Given task - Transcribe all of the records word for word, but omit the pictures.

## begin

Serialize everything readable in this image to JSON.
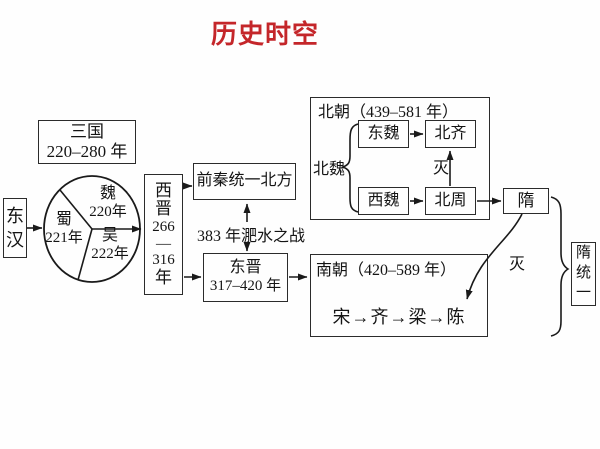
{
  "title": {
    "text": "历史时空",
    "color": "#c4262a"
  },
  "ink_color": "#1a1a1a",
  "nodes": {
    "donghan": {
      "lines": [
        "东",
        "汉"
      ]
    },
    "sanguo": {
      "lines": [
        "三国",
        "220–280 年"
      ]
    },
    "pie": {
      "wei": {
        "name": "魏",
        "year": "220年"
      },
      "shu": {
        "name": "蜀",
        "year": "221年"
      },
      "wu": {
        "name": "吴",
        "year": "222年"
      }
    },
    "xijin": {
      "lines": [
        "西",
        "晋",
        "266",
        "—",
        "316",
        "年"
      ]
    },
    "qianqin": {
      "label": "前秦统一北方"
    },
    "feishui": {
      "label": "383 年淝水之战"
    },
    "dongjin": {
      "lines": [
        "东晋",
        "317–420 年"
      ]
    },
    "beichao": {
      "header": "北朝（439–581 年）",
      "beiwei": "北魏",
      "dongwei": "东魏",
      "beiqi": "北齐",
      "xiwei": "西魏",
      "beizhou": "北周",
      "mie": "灭"
    },
    "sui": {
      "label": "隋"
    },
    "nanchao": {
      "header": "南朝（420–589 年）",
      "sequence": "宋→齐→梁→陈"
    },
    "mie_south": "灭",
    "suitongyi": {
      "lines": [
        "隋",
        "统",
        "一"
      ]
    }
  }
}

## end

Problem solution -
Serialize everything readable in this image to JSON.
{
  "title": {
    "text": "历史时空",
    "color": "#c4262a"
  },
  "ink_color": "#1a1a1a",
  "nodes": {
    "donghan": {
      "lines": [
        "东",
        "汉"
      ]
    },
    "sanguo": {
      "lines": [
        "三国",
        "220–280 年"
      ]
    },
    "pie": {
      "wei": {
        "name": "魏",
        "year": "220年"
      },
      "shu": {
        "name": "蜀",
        "year": "221年"
      },
      "wu": {
        "name": "吴",
        "year": "222年"
      }
    },
    "xijin": {
      "lines": [
        "西",
        "晋",
        "266",
        "—",
        "316",
        "年"
      ]
    },
    "qianqin": {
      "label": "前秦统一北方"
    },
    "feishui": {
      "label": "383 年淝水之战"
    },
    "dongjin": {
      "lines": [
        "东晋",
        "317–420 年"
      ]
    },
    "beichao": {
      "header": "北朝（439–581 年）",
      "beiwei": "北魏",
      "dongwei": "东魏",
      "beiqi": "北齐",
      "xiwei": "西魏",
      "beizhou": "北周",
      "mie": "灭"
    },
    "sui": {
      "label": "隋"
    },
    "nanchao": {
      "header": "南朝（420–589 年）",
      "sequence": "宋→齐→梁→陈"
    },
    "mie_south": "灭",
    "suitongyi": {
      "lines": [
        "隋",
        "统",
        "一"
      ]
    }
  }
}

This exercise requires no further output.